## Problem description
Below are the records. Restate word for word every line from the one that contains "Output a JSON" through the final line, both included.

## Entries shown
"""
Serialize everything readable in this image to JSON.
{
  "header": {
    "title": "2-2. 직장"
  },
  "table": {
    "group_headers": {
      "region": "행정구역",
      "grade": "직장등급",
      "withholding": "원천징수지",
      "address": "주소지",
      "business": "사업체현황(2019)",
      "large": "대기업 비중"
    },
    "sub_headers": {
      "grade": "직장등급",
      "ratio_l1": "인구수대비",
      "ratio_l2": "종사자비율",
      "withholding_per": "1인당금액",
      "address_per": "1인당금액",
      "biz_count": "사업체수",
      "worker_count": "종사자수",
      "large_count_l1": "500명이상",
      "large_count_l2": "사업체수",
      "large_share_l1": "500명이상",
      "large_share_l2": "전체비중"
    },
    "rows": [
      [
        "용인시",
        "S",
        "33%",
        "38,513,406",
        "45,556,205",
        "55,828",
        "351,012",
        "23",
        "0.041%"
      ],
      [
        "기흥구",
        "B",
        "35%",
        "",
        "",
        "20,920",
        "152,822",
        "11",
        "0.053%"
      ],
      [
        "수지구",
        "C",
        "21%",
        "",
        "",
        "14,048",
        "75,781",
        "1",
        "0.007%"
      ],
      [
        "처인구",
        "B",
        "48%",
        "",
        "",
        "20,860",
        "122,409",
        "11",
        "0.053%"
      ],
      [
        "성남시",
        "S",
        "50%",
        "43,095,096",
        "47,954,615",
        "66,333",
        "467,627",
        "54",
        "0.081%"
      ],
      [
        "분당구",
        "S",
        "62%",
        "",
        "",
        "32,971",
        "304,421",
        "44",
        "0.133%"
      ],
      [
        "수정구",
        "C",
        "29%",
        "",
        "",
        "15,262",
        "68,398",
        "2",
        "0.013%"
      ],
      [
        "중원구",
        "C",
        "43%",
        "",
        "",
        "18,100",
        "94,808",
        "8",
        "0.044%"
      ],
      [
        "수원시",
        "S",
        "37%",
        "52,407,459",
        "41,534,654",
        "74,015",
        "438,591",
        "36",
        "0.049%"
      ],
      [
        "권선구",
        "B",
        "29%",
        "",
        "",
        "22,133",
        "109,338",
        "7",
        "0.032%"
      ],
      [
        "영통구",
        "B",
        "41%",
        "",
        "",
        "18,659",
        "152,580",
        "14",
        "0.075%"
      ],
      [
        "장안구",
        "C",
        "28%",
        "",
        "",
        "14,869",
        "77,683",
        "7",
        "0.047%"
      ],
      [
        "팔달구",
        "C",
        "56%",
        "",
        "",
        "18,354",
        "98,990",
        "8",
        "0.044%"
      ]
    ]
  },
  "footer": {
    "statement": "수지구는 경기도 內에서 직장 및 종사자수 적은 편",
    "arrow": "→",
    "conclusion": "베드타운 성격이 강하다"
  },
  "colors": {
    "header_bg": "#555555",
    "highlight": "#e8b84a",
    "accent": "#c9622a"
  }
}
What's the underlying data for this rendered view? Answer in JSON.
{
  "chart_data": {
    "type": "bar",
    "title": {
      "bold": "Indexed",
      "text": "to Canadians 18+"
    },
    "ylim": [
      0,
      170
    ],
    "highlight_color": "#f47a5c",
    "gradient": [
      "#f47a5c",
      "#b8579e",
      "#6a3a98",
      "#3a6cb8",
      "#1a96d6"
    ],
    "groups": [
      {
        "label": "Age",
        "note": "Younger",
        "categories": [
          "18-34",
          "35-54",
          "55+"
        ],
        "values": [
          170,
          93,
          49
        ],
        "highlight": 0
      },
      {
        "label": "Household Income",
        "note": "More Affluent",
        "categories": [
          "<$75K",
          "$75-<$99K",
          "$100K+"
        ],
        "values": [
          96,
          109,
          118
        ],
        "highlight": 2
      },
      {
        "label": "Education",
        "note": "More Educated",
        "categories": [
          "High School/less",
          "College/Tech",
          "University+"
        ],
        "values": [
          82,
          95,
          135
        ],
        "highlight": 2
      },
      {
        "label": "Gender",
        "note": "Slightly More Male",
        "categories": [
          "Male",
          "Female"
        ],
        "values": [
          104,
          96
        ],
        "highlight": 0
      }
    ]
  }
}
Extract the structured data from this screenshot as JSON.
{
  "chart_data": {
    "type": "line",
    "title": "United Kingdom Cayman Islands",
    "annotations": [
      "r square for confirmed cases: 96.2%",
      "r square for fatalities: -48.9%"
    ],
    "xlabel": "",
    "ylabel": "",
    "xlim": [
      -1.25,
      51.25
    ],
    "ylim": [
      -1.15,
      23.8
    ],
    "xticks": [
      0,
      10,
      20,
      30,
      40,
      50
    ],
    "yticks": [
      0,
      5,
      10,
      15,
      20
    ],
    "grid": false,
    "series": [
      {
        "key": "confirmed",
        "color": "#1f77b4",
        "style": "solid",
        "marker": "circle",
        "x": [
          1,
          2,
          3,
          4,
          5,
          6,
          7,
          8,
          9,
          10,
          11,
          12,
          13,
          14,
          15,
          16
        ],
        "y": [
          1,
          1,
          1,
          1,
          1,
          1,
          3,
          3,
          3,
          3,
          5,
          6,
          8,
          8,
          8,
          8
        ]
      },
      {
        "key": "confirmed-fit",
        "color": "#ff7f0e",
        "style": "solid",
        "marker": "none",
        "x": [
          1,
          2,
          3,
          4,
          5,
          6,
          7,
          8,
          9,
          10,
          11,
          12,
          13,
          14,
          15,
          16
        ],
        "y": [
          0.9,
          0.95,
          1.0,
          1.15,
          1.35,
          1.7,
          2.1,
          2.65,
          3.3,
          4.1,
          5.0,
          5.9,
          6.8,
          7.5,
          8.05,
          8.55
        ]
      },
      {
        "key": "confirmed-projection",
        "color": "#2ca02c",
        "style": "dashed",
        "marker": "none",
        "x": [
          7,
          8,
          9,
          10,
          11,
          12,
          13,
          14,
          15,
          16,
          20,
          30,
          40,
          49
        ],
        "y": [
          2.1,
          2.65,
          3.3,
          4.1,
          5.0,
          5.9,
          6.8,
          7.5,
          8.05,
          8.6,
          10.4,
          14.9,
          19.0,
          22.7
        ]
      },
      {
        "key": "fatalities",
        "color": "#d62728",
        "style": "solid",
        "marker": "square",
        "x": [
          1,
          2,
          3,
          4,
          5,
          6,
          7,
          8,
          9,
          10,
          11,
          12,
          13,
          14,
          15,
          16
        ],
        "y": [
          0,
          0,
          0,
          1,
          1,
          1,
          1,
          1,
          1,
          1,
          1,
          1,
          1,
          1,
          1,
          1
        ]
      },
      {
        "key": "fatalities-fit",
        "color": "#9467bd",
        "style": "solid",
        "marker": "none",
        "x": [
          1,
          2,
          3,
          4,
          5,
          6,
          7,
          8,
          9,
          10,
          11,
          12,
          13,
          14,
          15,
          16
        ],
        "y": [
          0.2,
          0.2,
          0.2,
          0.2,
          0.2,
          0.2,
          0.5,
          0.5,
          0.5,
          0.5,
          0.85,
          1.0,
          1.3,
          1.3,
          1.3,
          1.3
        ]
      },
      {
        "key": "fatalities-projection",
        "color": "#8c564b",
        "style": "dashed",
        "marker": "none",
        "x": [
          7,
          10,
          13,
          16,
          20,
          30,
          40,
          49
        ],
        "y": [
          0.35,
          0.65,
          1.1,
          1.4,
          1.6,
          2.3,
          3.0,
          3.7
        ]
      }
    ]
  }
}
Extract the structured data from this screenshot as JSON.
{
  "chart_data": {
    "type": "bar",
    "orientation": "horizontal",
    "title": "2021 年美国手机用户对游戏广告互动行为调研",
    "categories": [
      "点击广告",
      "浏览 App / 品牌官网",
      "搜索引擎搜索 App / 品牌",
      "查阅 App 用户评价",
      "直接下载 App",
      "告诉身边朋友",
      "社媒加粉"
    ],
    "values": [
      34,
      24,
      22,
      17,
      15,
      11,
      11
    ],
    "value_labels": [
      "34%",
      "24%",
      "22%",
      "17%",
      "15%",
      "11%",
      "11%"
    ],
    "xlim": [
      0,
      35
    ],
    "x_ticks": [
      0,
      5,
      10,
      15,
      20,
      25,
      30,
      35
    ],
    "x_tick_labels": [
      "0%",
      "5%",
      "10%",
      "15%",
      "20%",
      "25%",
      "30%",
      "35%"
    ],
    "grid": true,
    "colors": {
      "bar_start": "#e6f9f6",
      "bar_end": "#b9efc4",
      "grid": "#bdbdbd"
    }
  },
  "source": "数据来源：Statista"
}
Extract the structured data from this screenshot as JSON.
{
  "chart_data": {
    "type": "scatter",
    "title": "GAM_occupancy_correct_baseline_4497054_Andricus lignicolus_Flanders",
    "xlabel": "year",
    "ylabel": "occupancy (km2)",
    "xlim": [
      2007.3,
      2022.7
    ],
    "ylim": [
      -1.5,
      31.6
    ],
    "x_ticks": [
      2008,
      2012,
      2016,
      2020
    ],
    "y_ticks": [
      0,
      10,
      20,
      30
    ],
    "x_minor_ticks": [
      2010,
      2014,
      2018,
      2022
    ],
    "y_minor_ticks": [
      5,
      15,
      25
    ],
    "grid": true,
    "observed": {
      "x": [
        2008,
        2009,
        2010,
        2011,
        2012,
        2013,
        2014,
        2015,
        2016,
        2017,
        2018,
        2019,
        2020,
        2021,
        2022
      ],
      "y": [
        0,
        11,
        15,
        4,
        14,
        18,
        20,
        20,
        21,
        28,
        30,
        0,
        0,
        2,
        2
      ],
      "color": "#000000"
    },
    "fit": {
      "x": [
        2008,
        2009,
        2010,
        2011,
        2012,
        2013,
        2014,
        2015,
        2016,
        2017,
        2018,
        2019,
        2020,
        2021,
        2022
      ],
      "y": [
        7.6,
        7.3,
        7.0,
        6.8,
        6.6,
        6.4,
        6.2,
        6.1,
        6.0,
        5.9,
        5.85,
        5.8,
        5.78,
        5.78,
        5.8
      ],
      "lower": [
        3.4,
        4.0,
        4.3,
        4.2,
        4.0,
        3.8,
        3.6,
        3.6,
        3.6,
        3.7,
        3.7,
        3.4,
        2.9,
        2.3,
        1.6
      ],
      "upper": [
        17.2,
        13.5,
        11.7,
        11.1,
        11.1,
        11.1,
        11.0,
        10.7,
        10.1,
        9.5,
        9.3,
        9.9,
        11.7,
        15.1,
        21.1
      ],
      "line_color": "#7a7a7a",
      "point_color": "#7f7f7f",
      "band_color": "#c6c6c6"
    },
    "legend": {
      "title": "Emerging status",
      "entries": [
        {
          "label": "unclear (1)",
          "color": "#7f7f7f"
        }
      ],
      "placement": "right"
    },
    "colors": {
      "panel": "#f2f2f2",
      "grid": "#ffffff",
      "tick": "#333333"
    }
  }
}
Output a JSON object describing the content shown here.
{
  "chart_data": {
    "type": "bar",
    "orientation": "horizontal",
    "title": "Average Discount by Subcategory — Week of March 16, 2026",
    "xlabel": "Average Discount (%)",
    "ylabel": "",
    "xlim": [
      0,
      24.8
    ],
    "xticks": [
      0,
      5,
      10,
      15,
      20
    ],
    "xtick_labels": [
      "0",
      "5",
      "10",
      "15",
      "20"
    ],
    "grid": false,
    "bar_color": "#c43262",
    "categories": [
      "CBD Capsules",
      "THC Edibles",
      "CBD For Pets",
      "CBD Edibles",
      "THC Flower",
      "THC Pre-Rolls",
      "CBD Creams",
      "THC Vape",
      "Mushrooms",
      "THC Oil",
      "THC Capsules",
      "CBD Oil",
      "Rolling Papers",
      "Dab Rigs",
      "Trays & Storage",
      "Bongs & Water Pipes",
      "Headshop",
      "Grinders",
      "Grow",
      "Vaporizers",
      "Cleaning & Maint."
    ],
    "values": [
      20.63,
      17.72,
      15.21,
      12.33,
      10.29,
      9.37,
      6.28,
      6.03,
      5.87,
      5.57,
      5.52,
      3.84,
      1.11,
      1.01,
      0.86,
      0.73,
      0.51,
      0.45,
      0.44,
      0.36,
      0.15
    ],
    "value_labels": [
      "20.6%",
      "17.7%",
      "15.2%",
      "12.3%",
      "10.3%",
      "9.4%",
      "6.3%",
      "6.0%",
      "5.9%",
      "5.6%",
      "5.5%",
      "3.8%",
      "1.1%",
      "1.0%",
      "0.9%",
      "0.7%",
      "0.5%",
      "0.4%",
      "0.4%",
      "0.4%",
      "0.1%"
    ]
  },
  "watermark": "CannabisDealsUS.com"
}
"""
## Answer to the problem
Output a JSON object describing the content shown here.
{
  "chart_data": {
    "type": "bar",
    "orientation": "horizontal",
    "title": "Average Discount by Subcategory — Week of March 16, 2026",
    "xlabel": "Average Discount (%)",
    "ylabel": "",
    "xlim": [
      0,
      24.8
    ],
    "xticks": [
      0,
      5,
      10,
      15,
      20
    ],
    "xtick_labels": [
      "0",
      "5",
      "10",
      "15",
      "20"
    ],
    "grid": false,
    "bar_color": "#c43262",
    "categories": [
      "CBD Capsules",
      "THC Edibles",
      "CBD For Pets",
      "CBD Edibles",
      "THC Flower",
      "THC Pre-Rolls",
      "CBD Creams",
      "THC Vape",
      "Mushrooms",
      "THC Oil",
      "THC Capsules",
      "CBD Oil",
      "Rolling Papers",
      "Dab Rigs",
      "Trays & Storage",
      "Bongs & Water Pipes",
      "Headshop",
      "Grinders",
      "Grow",
      "Vaporizers",
      "Cleaning & Maint."
    ],
    "values": [
      20.63,
      17.72,
      15.21,
      12.33,
      10.29,
      9.37,
      6.28,
      6.03,
      5.87,
      5.57,
      5.52,
      3.84,
      1.11,
      1.01,
      0.86,
      0.73,
      0.51,
      0.45,
      0.44,
      0.36,
      0.15
    ],
    "value_labels": [
      "20.6%",
      "17.7%",
      "15.2%",
      "12.3%",
      "10.3%",
      "9.4%",
      "6.3%",
      "6.0%",
      "5.9%",
      "5.6%",
      "5.5%",
      "3.8%",
      "1.1%",
      "1.0%",
      "0.9%",
      "0.7%",
      "0.5%",
      "0.4%",
      "0.4%",
      "0.4%",
      "0.1%"
    ]
  },
  "watermark": "CannabisDealsUS.com"
}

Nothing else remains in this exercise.